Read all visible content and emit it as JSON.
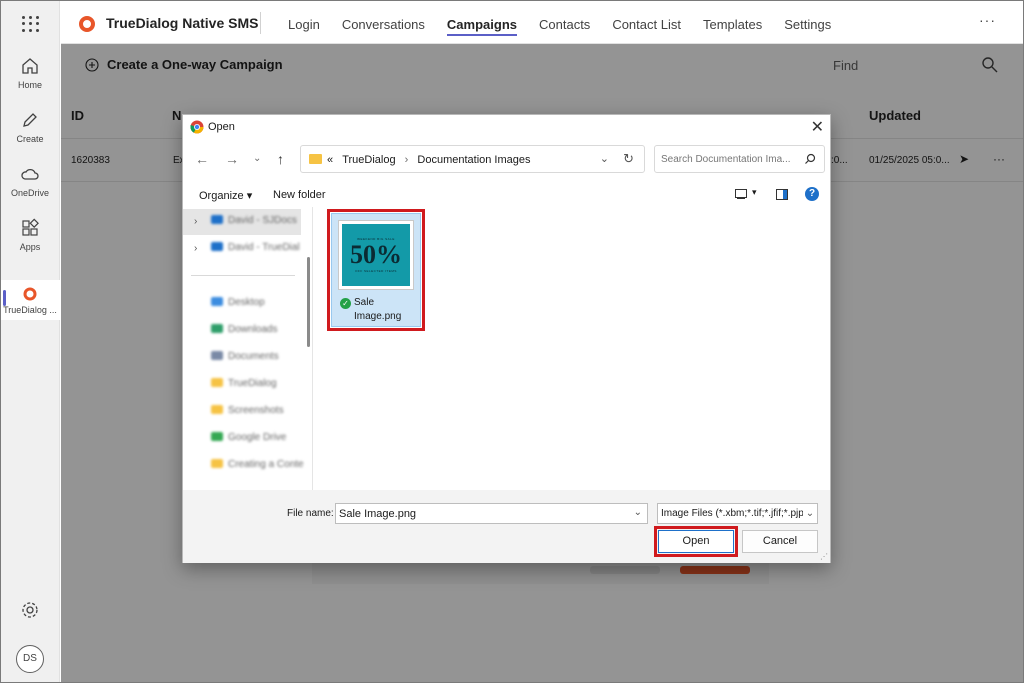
{
  "rail": {
    "items": [
      {
        "label": "Home",
        "icon": "home-icon"
      },
      {
        "label": "Create",
        "icon": "pen-icon"
      },
      {
        "label": "OneDrive",
        "icon": "cloud-icon"
      },
      {
        "label": "Apps",
        "icon": "apps-icon"
      },
      {
        "label": "TrueDialog ...",
        "icon": "truedialog-icon"
      }
    ],
    "avatar_initials": "DS"
  },
  "app": {
    "title": "TrueDialog Native SMS",
    "brand_color": "#e8562a",
    "accent_color": "#5b5fc7",
    "nav": [
      "Login",
      "Conversations",
      "Campaigns",
      "Contacts",
      "Contact List",
      "Templates",
      "Settings"
    ],
    "active_nav": "Campaigns",
    "more_label": "···"
  },
  "toolbar": {
    "create_label": "Create a One-way Campaign",
    "find_label": "Find"
  },
  "table": {
    "headers": {
      "id": "ID",
      "n": "N",
      "updated": "Updated"
    },
    "row": {
      "id": "1620383",
      "name_fragment": "Ex",
      "mid_fragment": ":0...",
      "updated": "01/25/2025 05:0...",
      "more": "···"
    }
  },
  "dialog": {
    "title": "Open",
    "close": "✕",
    "breadcrumb": [
      "«",
      "TrueDialog",
      "Documentation Images"
    ],
    "search_placeholder": "Search Documentation Ima...",
    "organize_label": "Organize ▾",
    "new_folder_label": "New folder",
    "help_label": "?",
    "nav_items": [
      {
        "label": "David - SJDocs",
        "color": "#1e70c9"
      },
      {
        "label": "David - TrueDial",
        "color": "#1e70c9"
      },
      {
        "label": "Desktop",
        "color": "#3c8de0"
      },
      {
        "label": "Downloads",
        "color": "#2f9e6a"
      },
      {
        "label": "Documents",
        "color": "#7a8aa6"
      },
      {
        "label": "TrueDialog",
        "color": "#f6c344"
      },
      {
        "label": "Screenshots",
        "color": "#f6c344"
      },
      {
        "label": "Google Drive",
        "color": "#34a853"
      },
      {
        "label": "Creating a Conte",
        "color": "#f6c344"
      }
    ],
    "file": {
      "name_line1": "Sale",
      "name_line2": "Image.png",
      "thumb_top": "WEEKEND BIG SALE",
      "thumb_big": "50%",
      "thumb_bottom": "OFF SELECTED ITEMS"
    },
    "file_name_label": "File name:",
    "file_name_value": "Sale Image.png",
    "file_type_value": "Image Files (*.xbm;*.tif;*.jfif;*.pjp",
    "open_label": "Open",
    "cancel_label": "Cancel",
    "highlight_color": "#d01a1e"
  }
}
#####
* To be done
Search the data for the word "updated" and copy each line where it appears.

* Response
      "updated": "Updated"
      "updated": "01/25/2025 05:0...",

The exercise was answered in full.